- Exercise brief: Show each line of the data below that has the string "support" in it.

- Entries:
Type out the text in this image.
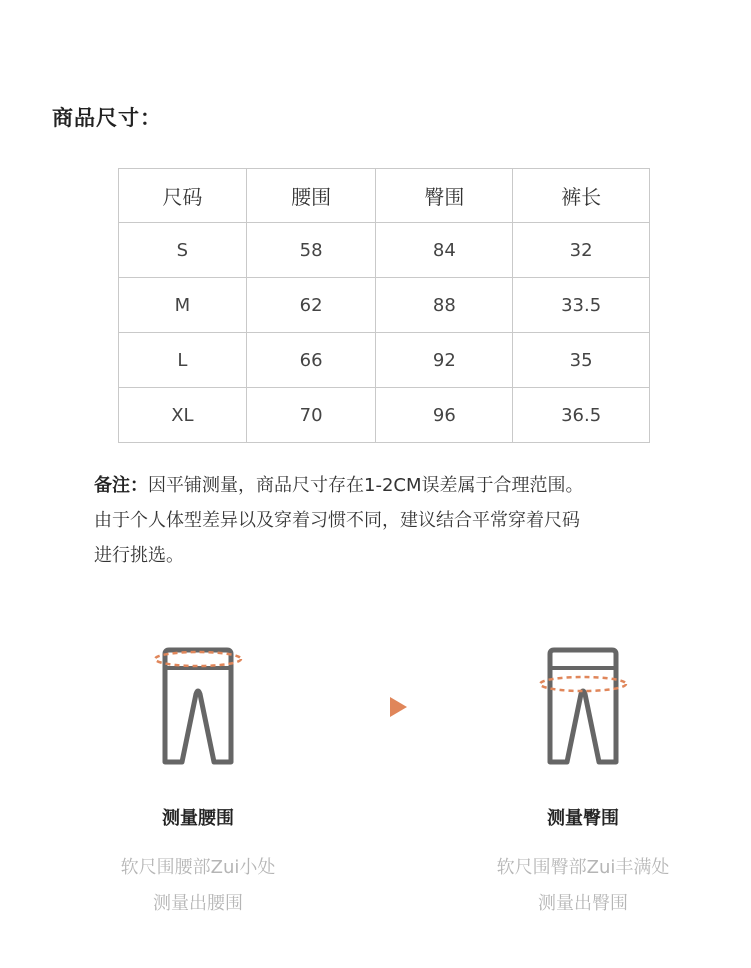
商品尺寸：
尺码	腰围	臀围	裤长
S	58	84	32
M	62	88	33.5
L	66	92	35
XL	70	96	36.5
备注：因平铺测量，商品尺寸存在1-2CM误差属于合理范围。
由于个人体型差异以及穿着习惯不同，建议结合平常穿着尺码
进行挑选。
测量腰围
软尺围腰部Zui小处
测量出腰围
测量臀围
软尺围臀部Zui丰满处
测量出臀围
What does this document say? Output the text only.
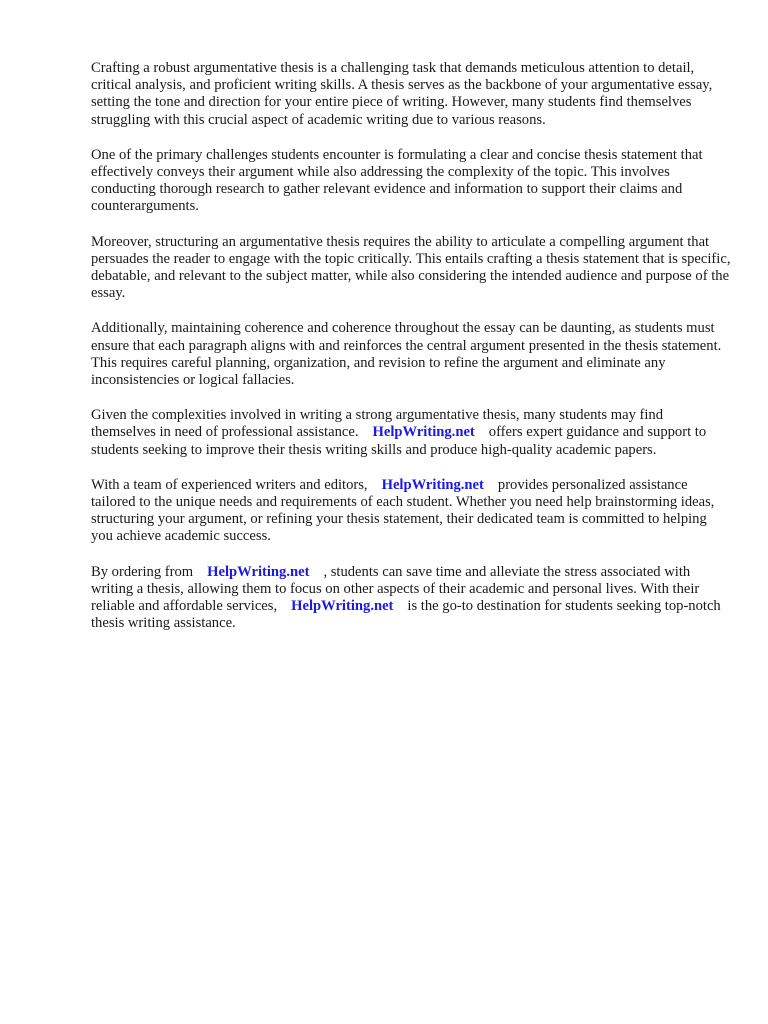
Crafting a robust argumentative thesis is a challenging task that demands meticulous attention to detail, critical analysis, and proficient writing skills. A thesis serves as the backbone of your argumentative essay, setting the tone and direction for your entire piece of writing. However, many students find themselves struggling with this crucial aspect of academic writing due to various reasons.

One of the primary challenges students encounter is formulating a clear and concise thesis statement that effectively conveys their argument while also addressing the complexity of the topic. This involves conducting thorough research to gather relevant evidence and information to support their claims and counterarguments.

Moreover, structuring an argumentative thesis requires the ability to articulate a compelling argument that persuades the reader to engage with the topic critically. This entails crafting a thesis statement that is specific, debatable, and relevant to the subject matter, while also considering the intended audience and purpose of the essay.

Additionally, maintaining coherence and coherence throughout the essay can be daunting, as students must ensure that each paragraph aligns with and reinforces the central argument presented in the thesis statement. This requires careful planning, organization, and revision to refine the argument and eliminate any inconsistencies or logical fallacies.

Given the complexities involved in writing a strong argumentative thesis, many students may find themselves in need of professional assistance. HelpWriting.net offers expert guidance and support to students seeking to improve their thesis writing skills and produce high-quality academic papers.

With a team of experienced writers and editors, HelpWriting.net provides personalized assistance tailored to the unique needs and requirements of each student. Whether you need help brainstorming ideas, structuring your argument, or refining your thesis statement, their dedicated team is committed to helping you achieve academic success.

By ordering from HelpWriting.net , students can save time and alleviate the stress associated with writing a thesis, allowing them to focus on other aspects of their academic and personal lives. With their reliable and affordable services, HelpWriting.net is the go-to destination for students seeking top-notch thesis writing assistance.
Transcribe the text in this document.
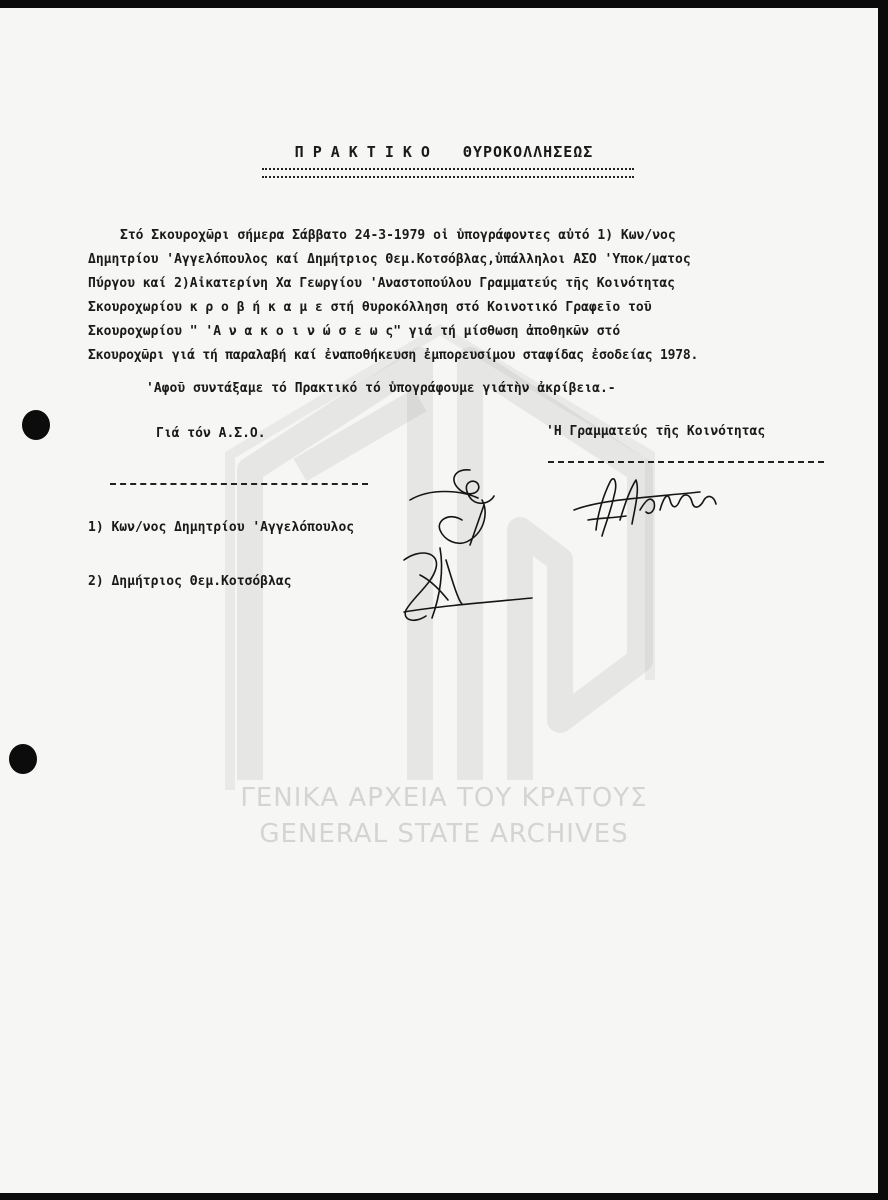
ΓΕΝΙΚΑ ΑΡΧΕΙΑ ΤΟΥ ΚΡΑΤΟΥΣ
GENERAL STATE ARCHIVES
ΠΡΑΚΤΙΚΟ ΘΥΡΟΚΟΛΛΗΣΕΩΣ
Στό Σκουροχῶρι σήμερα Σάββατο 24-3-1979 οἱ ὑπογράφοντες αὐτό 1) Κων/νος
Δημητρίου 'Αγγελόπουλος καί Δημήτριος Θεμ.Κοτσόβλας,ὑπάλληλοι ΑΣΟ 'Υποκ/ματος
Πύργου καί 2)Αἰκατερίνη Χα Γεωργίου 'Αναστοπούλου Γραμματεύς τῆς Κοινότητας
Σκουροχωρίου κ ρ ο β ή κ α μ ε στή θυροκόλληση στό Κοινοτικό Γραφεῖο τοῦ
Σκουροχωρίου " 'Α ν α κ ο ι ν ώ σ ε ω ς" γιά τή μίσθωση ἀποθηκῶν στό
Σκουροχῶρι γιά τή παραλαβή καί ἐναποθήκευση ἐμπορευσίμου σταφίδας ἐσοδείας 1978.
'Αφοῦ συντάξαμε τό Πρακτικό τό ὑπογράφουμε γιάτὴν ἀκρίβεια.-
Γιά τόν Α.Σ.Ο.	'Η Γραμματεύς τῆς Κοινότητας
1) Κων/νος Δημητρίου 'Αγγελόπουλος
2) Δημήτριος Θεμ.Κοτσόβλας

- The answer:
One of the primary challenges students encounter is formulating a clear and concise thesis statement that effectively conveys their argument while also addressing the complexity of the topic. This involves conducting thorough research to gather relevant evidence and information to support their claims and counterarguments.
Given the complexities involved in writing a strong argumentative thesis, many students may find themselves in need of professional assistance. HelpWriting.net offers expert guidance and support to students seeking to improve their thesis writing skills and produce high-quality academic papers.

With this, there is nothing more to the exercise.